EXERCISE DESCRIPTION> Single out the lines that include the word "остаётся". Copy them.

Data listing
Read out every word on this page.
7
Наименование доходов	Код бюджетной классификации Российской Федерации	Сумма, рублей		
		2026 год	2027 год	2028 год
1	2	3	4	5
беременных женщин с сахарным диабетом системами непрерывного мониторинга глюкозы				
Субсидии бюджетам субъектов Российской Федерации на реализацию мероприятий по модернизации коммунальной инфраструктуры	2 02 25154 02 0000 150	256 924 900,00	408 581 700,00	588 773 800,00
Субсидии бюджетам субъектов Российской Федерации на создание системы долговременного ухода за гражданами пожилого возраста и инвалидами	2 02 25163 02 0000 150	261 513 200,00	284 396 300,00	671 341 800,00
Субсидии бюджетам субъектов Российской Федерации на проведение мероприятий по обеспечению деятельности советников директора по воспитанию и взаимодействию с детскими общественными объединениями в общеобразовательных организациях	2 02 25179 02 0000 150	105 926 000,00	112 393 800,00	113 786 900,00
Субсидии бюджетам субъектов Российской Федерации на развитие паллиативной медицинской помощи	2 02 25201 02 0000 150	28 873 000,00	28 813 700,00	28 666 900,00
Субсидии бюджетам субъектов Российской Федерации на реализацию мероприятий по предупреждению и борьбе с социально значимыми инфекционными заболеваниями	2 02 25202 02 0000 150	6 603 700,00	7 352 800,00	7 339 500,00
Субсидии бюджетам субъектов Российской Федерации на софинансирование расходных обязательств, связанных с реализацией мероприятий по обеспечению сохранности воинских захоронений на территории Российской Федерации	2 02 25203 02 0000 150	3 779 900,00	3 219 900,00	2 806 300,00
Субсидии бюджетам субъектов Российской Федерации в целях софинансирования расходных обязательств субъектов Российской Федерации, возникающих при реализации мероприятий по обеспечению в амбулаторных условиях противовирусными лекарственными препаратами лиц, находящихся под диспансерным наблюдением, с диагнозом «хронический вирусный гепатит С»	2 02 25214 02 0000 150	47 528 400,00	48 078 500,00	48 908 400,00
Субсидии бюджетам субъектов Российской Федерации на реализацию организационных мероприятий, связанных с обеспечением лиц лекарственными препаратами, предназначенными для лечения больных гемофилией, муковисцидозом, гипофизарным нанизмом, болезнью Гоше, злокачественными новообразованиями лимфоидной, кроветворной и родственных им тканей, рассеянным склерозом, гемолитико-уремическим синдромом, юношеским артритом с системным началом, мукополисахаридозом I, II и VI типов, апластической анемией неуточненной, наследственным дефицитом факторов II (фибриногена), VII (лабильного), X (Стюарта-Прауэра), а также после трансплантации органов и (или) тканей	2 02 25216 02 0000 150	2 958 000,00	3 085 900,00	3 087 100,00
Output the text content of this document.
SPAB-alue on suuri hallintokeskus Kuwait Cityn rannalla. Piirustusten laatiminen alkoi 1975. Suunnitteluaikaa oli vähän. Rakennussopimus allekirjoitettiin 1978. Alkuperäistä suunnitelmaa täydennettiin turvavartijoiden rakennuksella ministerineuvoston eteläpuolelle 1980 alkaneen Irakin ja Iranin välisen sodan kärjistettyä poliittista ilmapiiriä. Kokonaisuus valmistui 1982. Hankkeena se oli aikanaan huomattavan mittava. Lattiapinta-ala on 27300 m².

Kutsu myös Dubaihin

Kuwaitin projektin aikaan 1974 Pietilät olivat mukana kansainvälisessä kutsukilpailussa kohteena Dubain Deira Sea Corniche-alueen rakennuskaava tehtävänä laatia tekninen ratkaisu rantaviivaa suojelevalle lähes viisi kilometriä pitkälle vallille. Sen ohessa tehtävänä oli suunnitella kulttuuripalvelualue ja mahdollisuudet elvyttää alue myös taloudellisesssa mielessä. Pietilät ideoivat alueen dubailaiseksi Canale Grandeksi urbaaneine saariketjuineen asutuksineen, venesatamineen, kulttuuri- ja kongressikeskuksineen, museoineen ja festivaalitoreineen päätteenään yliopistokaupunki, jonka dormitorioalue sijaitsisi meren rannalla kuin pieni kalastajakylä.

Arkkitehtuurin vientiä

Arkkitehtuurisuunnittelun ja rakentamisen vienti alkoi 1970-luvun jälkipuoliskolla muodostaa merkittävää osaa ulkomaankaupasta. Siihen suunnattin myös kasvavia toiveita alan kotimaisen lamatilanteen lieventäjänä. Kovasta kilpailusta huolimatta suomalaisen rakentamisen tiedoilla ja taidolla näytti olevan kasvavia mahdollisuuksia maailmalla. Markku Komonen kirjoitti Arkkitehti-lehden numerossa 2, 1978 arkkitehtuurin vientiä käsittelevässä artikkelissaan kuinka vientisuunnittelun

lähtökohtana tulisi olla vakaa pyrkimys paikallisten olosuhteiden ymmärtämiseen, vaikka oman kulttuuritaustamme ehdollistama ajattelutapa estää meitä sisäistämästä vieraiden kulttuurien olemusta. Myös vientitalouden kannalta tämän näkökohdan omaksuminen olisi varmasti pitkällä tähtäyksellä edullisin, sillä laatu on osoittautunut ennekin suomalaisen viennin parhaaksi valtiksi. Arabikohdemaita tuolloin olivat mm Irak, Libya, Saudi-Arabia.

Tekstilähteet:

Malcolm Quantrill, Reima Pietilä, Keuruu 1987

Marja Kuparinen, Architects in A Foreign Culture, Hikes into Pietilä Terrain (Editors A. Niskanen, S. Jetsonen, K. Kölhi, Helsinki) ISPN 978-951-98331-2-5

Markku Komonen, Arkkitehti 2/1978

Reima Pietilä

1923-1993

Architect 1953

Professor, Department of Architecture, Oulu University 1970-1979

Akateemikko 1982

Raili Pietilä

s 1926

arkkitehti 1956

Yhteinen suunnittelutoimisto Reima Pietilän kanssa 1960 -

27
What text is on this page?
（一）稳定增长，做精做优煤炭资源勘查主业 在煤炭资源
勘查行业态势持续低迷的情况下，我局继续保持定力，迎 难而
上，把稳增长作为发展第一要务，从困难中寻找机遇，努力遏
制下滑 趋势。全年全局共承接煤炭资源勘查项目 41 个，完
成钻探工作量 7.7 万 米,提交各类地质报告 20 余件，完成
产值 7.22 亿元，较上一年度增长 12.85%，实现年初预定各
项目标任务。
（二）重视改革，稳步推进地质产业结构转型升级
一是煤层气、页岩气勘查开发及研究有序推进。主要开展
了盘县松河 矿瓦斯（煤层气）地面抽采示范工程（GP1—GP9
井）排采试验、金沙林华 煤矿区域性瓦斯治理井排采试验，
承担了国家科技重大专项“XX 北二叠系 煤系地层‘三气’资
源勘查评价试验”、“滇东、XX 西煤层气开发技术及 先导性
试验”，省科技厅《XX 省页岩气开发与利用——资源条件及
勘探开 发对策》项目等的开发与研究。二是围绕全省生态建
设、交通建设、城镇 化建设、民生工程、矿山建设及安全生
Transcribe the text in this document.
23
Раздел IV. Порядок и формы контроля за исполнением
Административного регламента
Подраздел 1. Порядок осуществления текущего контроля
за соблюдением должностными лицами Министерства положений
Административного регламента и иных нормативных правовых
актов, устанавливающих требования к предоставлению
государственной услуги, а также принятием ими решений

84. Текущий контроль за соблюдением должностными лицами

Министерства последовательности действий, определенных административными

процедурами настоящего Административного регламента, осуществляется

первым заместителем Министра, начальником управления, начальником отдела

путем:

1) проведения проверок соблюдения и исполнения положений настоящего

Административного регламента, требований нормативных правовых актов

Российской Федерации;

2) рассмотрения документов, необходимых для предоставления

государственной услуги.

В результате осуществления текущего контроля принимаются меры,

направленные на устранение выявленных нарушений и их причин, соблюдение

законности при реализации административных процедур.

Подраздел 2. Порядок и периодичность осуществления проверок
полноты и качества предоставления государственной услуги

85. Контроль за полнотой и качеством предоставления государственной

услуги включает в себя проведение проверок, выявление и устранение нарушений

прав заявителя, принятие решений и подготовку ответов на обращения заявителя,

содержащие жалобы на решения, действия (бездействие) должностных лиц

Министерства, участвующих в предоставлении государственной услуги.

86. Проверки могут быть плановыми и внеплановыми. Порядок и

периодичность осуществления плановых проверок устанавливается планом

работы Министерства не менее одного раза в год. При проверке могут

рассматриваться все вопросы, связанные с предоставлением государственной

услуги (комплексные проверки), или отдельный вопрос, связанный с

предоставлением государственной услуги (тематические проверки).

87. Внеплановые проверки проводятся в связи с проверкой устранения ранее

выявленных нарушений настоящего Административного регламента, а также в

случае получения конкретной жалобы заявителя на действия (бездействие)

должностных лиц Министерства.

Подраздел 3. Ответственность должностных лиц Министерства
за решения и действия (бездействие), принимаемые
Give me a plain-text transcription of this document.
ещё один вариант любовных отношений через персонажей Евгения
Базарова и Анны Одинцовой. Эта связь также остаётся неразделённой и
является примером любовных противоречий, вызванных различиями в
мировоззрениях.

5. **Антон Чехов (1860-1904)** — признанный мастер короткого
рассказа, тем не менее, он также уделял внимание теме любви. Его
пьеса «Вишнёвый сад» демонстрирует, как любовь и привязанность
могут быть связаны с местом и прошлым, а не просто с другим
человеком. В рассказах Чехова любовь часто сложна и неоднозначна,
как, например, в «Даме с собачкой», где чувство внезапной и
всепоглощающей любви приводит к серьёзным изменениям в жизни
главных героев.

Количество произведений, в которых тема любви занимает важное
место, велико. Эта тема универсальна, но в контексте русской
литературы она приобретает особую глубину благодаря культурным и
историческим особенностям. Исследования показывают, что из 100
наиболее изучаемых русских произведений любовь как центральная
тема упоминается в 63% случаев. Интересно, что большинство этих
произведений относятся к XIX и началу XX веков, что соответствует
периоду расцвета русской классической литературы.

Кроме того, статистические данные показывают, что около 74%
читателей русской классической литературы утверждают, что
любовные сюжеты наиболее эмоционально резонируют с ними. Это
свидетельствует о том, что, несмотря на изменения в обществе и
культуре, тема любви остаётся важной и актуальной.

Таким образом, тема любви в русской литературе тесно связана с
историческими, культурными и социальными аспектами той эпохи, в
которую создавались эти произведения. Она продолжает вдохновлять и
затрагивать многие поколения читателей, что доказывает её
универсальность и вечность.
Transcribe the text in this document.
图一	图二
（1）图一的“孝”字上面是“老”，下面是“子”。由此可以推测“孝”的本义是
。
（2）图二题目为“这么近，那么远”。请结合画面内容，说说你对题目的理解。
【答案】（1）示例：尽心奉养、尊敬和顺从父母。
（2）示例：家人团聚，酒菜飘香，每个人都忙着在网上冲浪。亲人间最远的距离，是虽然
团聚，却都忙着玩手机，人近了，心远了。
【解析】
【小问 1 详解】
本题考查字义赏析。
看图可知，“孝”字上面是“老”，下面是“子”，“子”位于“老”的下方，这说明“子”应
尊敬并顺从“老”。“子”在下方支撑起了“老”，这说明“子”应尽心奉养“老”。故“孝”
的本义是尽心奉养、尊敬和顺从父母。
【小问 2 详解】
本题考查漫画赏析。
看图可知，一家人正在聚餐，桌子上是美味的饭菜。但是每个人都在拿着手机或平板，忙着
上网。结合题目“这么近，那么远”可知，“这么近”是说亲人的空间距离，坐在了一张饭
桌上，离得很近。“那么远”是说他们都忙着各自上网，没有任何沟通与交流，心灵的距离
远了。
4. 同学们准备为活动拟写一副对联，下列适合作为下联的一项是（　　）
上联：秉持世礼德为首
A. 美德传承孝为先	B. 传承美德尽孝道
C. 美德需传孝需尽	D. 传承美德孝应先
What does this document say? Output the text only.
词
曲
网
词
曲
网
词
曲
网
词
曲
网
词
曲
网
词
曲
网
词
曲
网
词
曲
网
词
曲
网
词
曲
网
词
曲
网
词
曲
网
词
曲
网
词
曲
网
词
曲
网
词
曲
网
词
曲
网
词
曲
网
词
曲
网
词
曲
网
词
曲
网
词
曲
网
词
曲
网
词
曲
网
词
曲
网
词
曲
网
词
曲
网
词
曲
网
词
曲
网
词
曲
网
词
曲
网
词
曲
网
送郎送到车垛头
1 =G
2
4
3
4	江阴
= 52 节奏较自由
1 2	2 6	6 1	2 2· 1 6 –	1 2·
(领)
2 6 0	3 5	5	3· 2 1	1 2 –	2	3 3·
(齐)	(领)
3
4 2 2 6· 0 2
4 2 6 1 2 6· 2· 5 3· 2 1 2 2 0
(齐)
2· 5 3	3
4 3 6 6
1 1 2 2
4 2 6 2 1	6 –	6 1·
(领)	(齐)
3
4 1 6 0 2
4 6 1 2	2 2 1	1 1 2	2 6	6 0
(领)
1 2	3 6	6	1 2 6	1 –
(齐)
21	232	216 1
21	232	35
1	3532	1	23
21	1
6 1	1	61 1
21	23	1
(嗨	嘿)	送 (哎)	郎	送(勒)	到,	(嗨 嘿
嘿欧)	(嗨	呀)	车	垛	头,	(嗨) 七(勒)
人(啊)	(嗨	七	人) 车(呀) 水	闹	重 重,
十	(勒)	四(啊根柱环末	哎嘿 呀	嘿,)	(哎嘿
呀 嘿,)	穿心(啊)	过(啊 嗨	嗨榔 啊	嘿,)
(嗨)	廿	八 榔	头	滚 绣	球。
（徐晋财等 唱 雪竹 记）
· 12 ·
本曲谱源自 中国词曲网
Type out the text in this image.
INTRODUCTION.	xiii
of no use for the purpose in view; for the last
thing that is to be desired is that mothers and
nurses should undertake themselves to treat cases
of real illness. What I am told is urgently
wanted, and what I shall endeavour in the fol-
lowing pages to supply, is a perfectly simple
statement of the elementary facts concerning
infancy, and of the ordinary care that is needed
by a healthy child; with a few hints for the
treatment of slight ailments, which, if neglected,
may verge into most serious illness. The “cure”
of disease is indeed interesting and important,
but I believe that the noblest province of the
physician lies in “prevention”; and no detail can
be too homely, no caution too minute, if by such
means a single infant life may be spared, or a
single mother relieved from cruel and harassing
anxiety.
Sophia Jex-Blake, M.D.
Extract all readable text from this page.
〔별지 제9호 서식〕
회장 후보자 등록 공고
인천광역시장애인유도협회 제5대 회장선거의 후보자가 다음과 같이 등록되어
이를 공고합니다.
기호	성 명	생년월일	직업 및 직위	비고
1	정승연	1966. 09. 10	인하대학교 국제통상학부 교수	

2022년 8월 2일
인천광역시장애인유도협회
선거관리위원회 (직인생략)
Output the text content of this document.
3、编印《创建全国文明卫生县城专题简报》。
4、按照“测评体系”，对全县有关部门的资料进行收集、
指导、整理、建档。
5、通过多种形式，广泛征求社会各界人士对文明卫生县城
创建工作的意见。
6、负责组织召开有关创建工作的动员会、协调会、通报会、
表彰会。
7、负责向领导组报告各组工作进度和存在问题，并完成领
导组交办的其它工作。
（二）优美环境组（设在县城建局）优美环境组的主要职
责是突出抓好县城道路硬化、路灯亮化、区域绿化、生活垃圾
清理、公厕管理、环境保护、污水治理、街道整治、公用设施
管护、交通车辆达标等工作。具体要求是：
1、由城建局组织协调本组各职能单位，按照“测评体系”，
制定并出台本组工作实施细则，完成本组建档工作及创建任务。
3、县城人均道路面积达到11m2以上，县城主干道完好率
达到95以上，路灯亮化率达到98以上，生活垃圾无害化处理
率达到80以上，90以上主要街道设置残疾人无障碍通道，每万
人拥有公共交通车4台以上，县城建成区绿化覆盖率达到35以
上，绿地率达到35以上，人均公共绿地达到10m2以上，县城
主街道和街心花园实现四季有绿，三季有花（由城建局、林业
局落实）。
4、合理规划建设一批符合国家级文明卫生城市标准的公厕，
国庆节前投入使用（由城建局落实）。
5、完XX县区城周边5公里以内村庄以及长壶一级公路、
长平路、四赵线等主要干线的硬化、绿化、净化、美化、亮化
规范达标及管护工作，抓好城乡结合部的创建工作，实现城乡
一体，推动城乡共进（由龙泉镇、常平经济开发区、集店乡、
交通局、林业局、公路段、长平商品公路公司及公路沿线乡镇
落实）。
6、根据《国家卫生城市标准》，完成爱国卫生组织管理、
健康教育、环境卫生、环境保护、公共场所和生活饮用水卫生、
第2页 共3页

SOLUTION TO THIS PROBLEM>
Базарова и Анны Одинцовой. Эта связь также остаётся неразделённой и
культуре, тема любви остаётся важной и актуальной.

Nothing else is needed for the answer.